[Rows from a dataset]
-- Begin --
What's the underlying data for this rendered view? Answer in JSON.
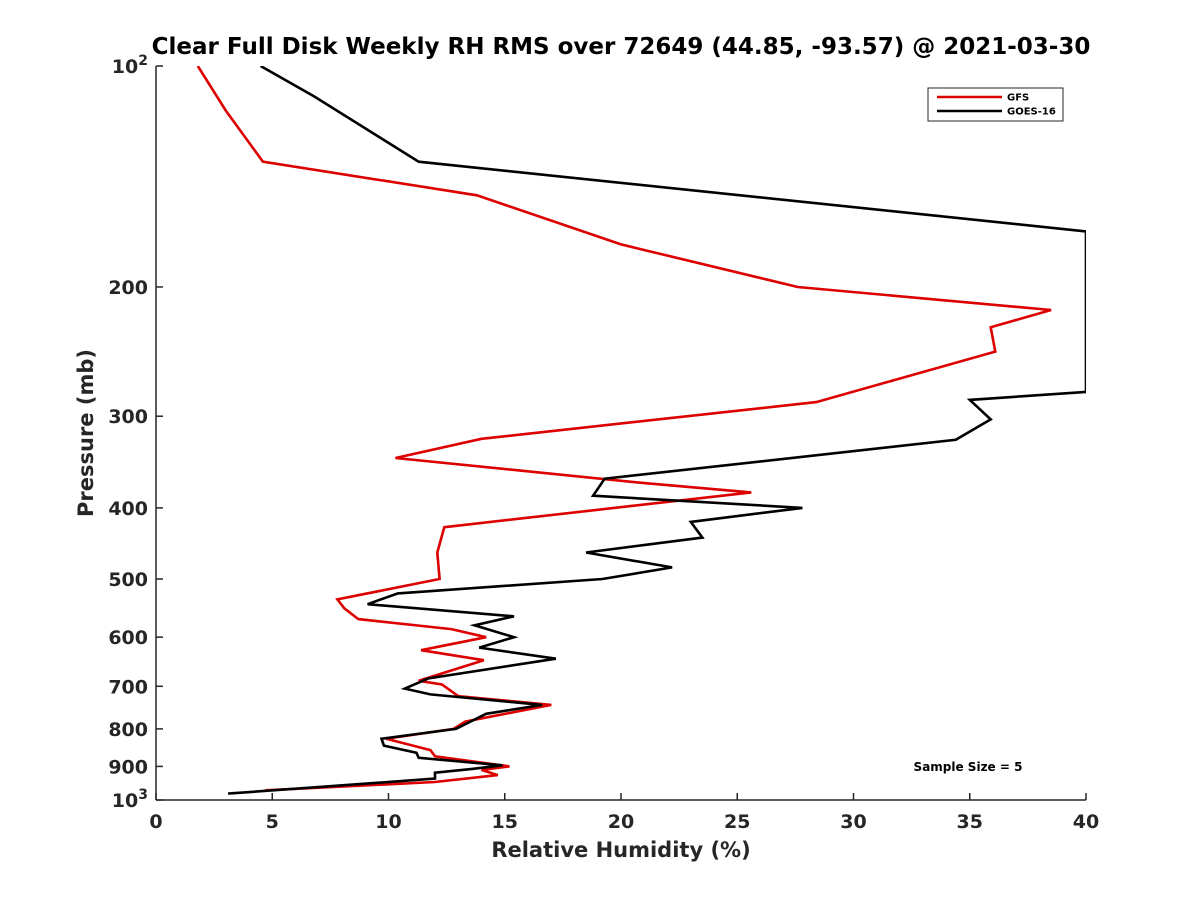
{
  "chart_data": {
    "type": "line",
    "title": "Clear Full Disk Weekly RH RMS over 72649 (44.85, -93.57) @ 2021-03-30",
    "xlabel": "Relative Humidity (%)",
    "ylabel": "Pressure (mb)",
    "xlim": [
      0,
      40
    ],
    "ylim": [
      100,
      1000
    ],
    "y_scale": "log",
    "y_reversed": true,
    "x_ticks": [
      0,
      5,
      10,
      15,
      20,
      25,
      30,
      35,
      40
    ],
    "y_ticks": [
      {
        "value": 100,
        "label": "10",
        "sup": "2"
      },
      {
        "value": 200,
        "label": "200",
        "sup": ""
      },
      {
        "value": 300,
        "label": "300",
        "sup": ""
      },
      {
        "value": 400,
        "label": "400",
        "sup": ""
      },
      {
        "value": 500,
        "label": "500",
        "sup": ""
      },
      {
        "value": 600,
        "label": "600",
        "sup": ""
      },
      {
        "value": 700,
        "label": "700",
        "sup": ""
      },
      {
        "value": 800,
        "label": "800",
        "sup": ""
      },
      {
        "value": 900,
        "label": "900",
        "sup": ""
      },
      {
        "value": 1000,
        "label": "10",
        "sup": "3"
      }
    ],
    "grid": false,
    "legend_position": "top-right",
    "annotation": "Sample Size = 5",
    "series": [
      {
        "name": "GFS",
        "color": "#dd0000",
        "points": [
          [
            1.8,
            100
          ],
          [
            3.0,
            115
          ],
          [
            4.6,
            135
          ],
          [
            13.8,
            150
          ],
          [
            20.0,
            175
          ],
          [
            27.6,
            200
          ],
          [
            38.5,
            215
          ],
          [
            35.9,
            227
          ],
          [
            36.1,
            245
          ],
          [
            28.4,
            287
          ],
          [
            14.0,
            322
          ],
          [
            10.3,
            342
          ],
          [
            21.0,
            370
          ],
          [
            25.6,
            381
          ],
          [
            12.4,
            425
          ],
          [
            12.1,
            460
          ],
          [
            12.2,
            500
          ],
          [
            7.8,
            533
          ],
          [
            8.1,
            548
          ],
          [
            8.7,
            567
          ],
          [
            12.7,
            585
          ],
          [
            14.2,
            600
          ],
          [
            11.4,
            625
          ],
          [
            14.1,
            645
          ],
          [
            11.3,
            688
          ],
          [
            12.3,
            696
          ],
          [
            13.0,
            722
          ],
          [
            17.0,
            742
          ],
          [
            13.3,
            782
          ],
          [
            12.8,
            800
          ],
          [
            9.9,
            825
          ],
          [
            11.8,
            855
          ],
          [
            12.0,
            872
          ],
          [
            15.2,
            900
          ],
          [
            14.0,
            910
          ],
          [
            14.7,
            925
          ],
          [
            12.0,
            945
          ],
          [
            4.7,
            970
          ]
        ]
      },
      {
        "name": "GOES-16",
        "color": "#000000",
        "points": [
          [
            4.5,
            100
          ],
          [
            6.8,
            110
          ],
          [
            11.3,
            135
          ],
          [
            40.0,
            168
          ],
          [
            40.0,
            278
          ],
          [
            35.0,
            285
          ],
          [
            35.9,
            303
          ],
          [
            34.4,
            323
          ],
          [
            19.3,
            365
          ],
          [
            18.8,
            385
          ],
          [
            27.8,
            400
          ],
          [
            23.0,
            418
          ],
          [
            23.5,
            439
          ],
          [
            18.5,
            460
          ],
          [
            22.2,
            482
          ],
          [
            19.2,
            500
          ],
          [
            10.4,
            523
          ],
          [
            9.1,
            541
          ],
          [
            15.4,
            562
          ],
          [
            13.7,
            578
          ],
          [
            15.4,
            600
          ],
          [
            13.9,
            620
          ],
          [
            17.2,
            642
          ],
          [
            11.7,
            683
          ],
          [
            10.7,
            705
          ],
          [
            11.8,
            718
          ],
          [
            16.6,
            742
          ],
          [
            14.2,
            763
          ],
          [
            12.9,
            800
          ],
          [
            9.7,
            825
          ],
          [
            9.8,
            843
          ],
          [
            11.2,
            862
          ],
          [
            11.3,
            876
          ],
          [
            14.9,
            897
          ],
          [
            13.6,
            907
          ],
          [
            12.0,
            918
          ],
          [
            12.0,
            935
          ],
          [
            3.1,
            980
          ]
        ]
      }
    ]
  }
}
-- End --
**TASK GOAL**
Print every entry exactly as written, without the pictures.

**CORRECT ANSWER**
What's the underlying data for this rendered view? Answer in JSON.
{
  "chart_data": {
    "type": "line",
    "title": "Clear Full Disk Weekly RH RMS over 72649 (44.85, -93.57) @ 2021-03-30",
    "xlabel": "Relative Humidity (%)",
    "ylabel": "Pressure (mb)",
    "xlim": [
      0,
      40
    ],
    "ylim": [
      100,
      1000
    ],
    "y_scale": "log",
    "y_reversed": true,
    "x_ticks": [
      0,
      5,
      10,
      15,
      20,
      25,
      30,
      35,
      40
    ],
    "y_ticks": [
      {
        "value": 100,
        "label": "10",
        "sup": "2"
      },
      {
        "value": 200,
        "label": "200",
        "sup": ""
      },
      {
        "value": 300,
        "label": "300",
        "sup": ""
      },
      {
        "value": 400,
        "label": "400",
        "sup": ""
      },
      {
        "value": 500,
        "label": "500",
        "sup": ""
      },
      {
        "value": 600,
        "label": "600",
        "sup": ""
      },
      {
        "value": 700,
        "label": "700",
        "sup": ""
      },
      {
        "value": 800,
        "label": "800",
        "sup": ""
      },
      {
        "value": 900,
        "label": "900",
        "sup": ""
      },
      {
        "value": 1000,
        "label": "10",
        "sup": "3"
      }
    ],
    "grid": false,
    "legend_position": "top-right",
    "annotation": "Sample Size = 5",
    "series": [
      {
        "name": "GFS",
        "color": "#dd0000",
        "points": [
          [
            1.8,
            100
          ],
          [
            3.0,
            115
          ],
          [
            4.6,
            135
          ],
          [
            13.8,
            150
          ],
          [
            20.0,
            175
          ],
          [
            27.6,
            200
          ],
          [
            38.5,
            215
          ],
          [
            35.9,
            227
          ],
          [
            36.1,
            245
          ],
          [
            28.4,
            287
          ],
          [
            14.0,
            322
          ],
          [
            10.3,
            342
          ],
          [
            21.0,
            370
          ],
          [
            25.6,
            381
          ],
          [
            12.4,
            425
          ],
          [
            12.1,
            460
          ],
          [
            12.2,
            500
          ],
          [
            7.8,
            533
          ],
          [
            8.1,
            548
          ],
          [
            8.7,
            567
          ],
          [
            12.7,
            585
          ],
          [
            14.2,
            600
          ],
          [
            11.4,
            625
          ],
          [
            14.1,
            645
          ],
          [
            11.3,
            688
          ],
          [
            12.3,
            696
          ],
          [
            13.0,
            722
          ],
          [
            17.0,
            742
          ],
          [
            13.3,
            782
          ],
          [
            12.8,
            800
          ],
          [
            9.9,
            825
          ],
          [
            11.8,
            855
          ],
          [
            12.0,
            872
          ],
          [
            15.2,
            900
          ],
          [
            14.0,
            910
          ],
          [
            14.7,
            925
          ],
          [
            12.0,
            945
          ],
          [
            4.7,
            970
          ]
        ]
      },
      {
        "name": "GOES-16",
        "color": "#000000",
        "points": [
          [
            4.5,
            100
          ],
          [
            6.8,
            110
          ],
          [
            11.3,
            135
          ],
          [
            40.0,
            168
          ],
          [
            40.0,
            278
          ],
          [
            35.0,
            285
          ],
          [
            35.9,
            303
          ],
          [
            34.4,
            323
          ],
          [
            19.3,
            365
          ],
          [
            18.8,
            385
          ],
          [
            27.8,
            400
          ],
          [
            23.0,
            418
          ],
          [
            23.5,
            439
          ],
          [
            18.5,
            460
          ],
          [
            22.2,
            482
          ],
          [
            19.2,
            500
          ],
          [
            10.4,
            523
          ],
          [
            9.1,
            541
          ],
          [
            15.4,
            562
          ],
          [
            13.7,
            578
          ],
          [
            15.4,
            600
          ],
          [
            13.9,
            620
          ],
          [
            17.2,
            642
          ],
          [
            11.7,
            683
          ],
          [
            10.7,
            705
          ],
          [
            11.8,
            718
          ],
          [
            16.6,
            742
          ],
          [
            14.2,
            763
          ],
          [
            12.9,
            800
          ],
          [
            9.7,
            825
          ],
          [
            9.8,
            843
          ],
          [
            11.2,
            862
          ],
          [
            11.3,
            876
          ],
          [
            14.9,
            897
          ],
          [
            13.6,
            907
          ],
          [
            12.0,
            918
          ],
          [
            12.0,
            935
          ],
          [
            3.1,
            980
          ]
        ]
      }
    ]
  }
}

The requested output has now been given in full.